Work to complete: Copy every line of the entries that includes the word "while".

Records for this task:
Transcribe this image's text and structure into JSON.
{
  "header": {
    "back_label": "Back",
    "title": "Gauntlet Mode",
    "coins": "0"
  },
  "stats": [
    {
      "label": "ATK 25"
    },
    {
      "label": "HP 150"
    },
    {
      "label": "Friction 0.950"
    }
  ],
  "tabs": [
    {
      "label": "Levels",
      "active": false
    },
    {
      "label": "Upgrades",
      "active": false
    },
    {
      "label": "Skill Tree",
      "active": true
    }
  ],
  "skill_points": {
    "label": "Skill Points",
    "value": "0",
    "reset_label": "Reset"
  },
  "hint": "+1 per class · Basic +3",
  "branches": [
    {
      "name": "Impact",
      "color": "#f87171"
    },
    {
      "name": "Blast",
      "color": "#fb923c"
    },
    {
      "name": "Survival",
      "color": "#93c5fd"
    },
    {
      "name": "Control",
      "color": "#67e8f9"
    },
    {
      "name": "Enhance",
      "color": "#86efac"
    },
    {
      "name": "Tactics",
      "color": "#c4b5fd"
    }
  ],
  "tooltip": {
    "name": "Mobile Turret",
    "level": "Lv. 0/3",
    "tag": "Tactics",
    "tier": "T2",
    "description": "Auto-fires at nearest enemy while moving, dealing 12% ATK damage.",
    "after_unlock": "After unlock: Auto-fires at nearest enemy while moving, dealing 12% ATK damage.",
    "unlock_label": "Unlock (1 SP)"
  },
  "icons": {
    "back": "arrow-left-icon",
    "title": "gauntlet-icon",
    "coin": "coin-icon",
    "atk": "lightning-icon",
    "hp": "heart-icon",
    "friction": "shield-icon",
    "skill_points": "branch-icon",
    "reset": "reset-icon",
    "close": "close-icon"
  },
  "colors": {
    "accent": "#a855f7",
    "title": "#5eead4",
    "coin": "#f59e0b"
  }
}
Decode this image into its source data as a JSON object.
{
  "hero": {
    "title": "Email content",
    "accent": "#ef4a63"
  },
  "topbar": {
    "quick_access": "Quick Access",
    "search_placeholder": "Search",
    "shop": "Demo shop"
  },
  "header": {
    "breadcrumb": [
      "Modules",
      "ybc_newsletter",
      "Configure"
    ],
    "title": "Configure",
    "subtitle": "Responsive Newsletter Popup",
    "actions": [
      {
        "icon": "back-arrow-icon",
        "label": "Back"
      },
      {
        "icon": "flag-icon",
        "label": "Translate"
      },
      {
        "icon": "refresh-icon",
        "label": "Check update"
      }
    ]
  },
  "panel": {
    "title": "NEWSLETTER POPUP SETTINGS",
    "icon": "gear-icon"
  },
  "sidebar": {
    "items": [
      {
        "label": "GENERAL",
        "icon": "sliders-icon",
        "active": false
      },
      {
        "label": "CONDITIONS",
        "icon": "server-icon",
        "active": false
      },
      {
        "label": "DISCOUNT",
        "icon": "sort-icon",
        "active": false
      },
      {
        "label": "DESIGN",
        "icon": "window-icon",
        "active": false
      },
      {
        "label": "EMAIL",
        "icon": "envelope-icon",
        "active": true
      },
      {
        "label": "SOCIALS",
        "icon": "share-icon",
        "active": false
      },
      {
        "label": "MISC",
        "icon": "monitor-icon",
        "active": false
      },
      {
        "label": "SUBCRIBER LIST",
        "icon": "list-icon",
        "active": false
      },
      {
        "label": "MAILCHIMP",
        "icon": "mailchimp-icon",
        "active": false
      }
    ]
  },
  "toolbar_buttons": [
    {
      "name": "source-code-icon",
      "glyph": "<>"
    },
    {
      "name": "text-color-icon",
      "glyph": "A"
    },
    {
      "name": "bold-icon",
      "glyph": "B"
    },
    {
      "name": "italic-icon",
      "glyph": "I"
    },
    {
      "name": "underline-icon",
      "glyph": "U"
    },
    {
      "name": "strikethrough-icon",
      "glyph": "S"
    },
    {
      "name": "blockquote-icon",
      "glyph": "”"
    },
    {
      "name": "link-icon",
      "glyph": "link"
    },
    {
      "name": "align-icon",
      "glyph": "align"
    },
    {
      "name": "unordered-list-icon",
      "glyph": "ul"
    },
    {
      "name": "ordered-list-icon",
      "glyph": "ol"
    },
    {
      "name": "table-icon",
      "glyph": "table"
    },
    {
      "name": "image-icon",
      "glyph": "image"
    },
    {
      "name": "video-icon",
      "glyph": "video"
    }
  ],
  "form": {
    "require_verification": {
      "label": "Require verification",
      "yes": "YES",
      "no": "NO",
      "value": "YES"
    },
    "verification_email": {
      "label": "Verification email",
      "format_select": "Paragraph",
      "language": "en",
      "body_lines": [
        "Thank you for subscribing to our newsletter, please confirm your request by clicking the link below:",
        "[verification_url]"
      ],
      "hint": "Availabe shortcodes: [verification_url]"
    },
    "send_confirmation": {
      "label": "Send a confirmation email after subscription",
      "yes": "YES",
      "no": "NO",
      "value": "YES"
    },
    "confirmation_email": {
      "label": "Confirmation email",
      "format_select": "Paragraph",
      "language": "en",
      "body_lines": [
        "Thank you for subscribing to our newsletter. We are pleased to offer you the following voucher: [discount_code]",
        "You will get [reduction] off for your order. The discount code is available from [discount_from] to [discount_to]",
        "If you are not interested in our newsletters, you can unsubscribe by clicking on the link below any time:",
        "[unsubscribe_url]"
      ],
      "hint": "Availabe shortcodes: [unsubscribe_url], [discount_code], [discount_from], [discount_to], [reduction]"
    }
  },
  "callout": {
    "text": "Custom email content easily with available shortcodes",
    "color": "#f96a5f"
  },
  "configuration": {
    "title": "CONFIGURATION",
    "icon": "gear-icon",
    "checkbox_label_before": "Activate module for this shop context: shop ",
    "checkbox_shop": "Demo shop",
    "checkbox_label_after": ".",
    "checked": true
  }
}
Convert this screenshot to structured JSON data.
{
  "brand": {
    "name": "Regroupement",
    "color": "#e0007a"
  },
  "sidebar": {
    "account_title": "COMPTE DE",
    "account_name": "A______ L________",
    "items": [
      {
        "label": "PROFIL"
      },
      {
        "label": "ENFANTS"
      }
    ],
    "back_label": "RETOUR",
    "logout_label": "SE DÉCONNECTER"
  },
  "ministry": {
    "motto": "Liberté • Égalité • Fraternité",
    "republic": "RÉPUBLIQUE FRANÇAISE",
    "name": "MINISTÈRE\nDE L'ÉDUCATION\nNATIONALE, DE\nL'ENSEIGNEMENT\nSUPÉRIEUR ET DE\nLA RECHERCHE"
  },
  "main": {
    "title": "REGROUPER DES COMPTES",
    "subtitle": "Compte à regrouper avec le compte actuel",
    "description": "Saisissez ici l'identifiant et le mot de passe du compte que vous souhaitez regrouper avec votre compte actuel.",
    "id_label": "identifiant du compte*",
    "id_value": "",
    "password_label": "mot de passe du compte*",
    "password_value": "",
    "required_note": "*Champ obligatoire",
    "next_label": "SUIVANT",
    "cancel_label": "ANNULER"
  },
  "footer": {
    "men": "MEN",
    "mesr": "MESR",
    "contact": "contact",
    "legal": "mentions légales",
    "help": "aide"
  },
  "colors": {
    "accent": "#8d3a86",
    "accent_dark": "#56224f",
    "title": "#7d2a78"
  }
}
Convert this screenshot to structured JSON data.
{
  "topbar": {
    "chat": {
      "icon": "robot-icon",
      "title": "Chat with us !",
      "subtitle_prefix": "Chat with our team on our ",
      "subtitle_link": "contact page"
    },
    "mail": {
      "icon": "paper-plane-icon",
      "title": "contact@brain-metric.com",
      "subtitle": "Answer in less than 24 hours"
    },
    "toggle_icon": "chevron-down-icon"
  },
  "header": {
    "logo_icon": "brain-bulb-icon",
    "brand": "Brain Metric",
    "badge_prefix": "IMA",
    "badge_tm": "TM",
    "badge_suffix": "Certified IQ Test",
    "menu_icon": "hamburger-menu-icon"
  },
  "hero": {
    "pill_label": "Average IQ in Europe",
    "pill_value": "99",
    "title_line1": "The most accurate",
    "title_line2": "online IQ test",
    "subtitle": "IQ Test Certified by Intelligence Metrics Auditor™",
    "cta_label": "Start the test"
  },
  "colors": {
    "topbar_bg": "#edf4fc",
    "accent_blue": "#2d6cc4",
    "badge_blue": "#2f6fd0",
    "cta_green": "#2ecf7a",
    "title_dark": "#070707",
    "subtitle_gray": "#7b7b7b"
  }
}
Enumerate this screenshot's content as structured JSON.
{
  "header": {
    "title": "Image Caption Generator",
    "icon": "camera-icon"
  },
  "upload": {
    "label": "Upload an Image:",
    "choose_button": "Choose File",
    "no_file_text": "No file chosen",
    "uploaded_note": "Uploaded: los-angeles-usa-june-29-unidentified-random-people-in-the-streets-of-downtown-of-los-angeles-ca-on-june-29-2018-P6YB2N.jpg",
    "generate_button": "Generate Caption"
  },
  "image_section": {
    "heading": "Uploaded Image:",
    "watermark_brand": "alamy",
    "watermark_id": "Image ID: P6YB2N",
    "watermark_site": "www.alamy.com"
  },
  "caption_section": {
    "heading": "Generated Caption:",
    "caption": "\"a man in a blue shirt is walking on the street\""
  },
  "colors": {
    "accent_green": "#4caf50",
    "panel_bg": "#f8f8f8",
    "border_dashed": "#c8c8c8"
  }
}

Task output:
    "description": "Auto-fires at nearest enemy while moving, dealing 12% ATK damage.",
    "after_unlock": "After unlock: Auto-fires at nearest enemy while moving, dealing 12% ATK damage.",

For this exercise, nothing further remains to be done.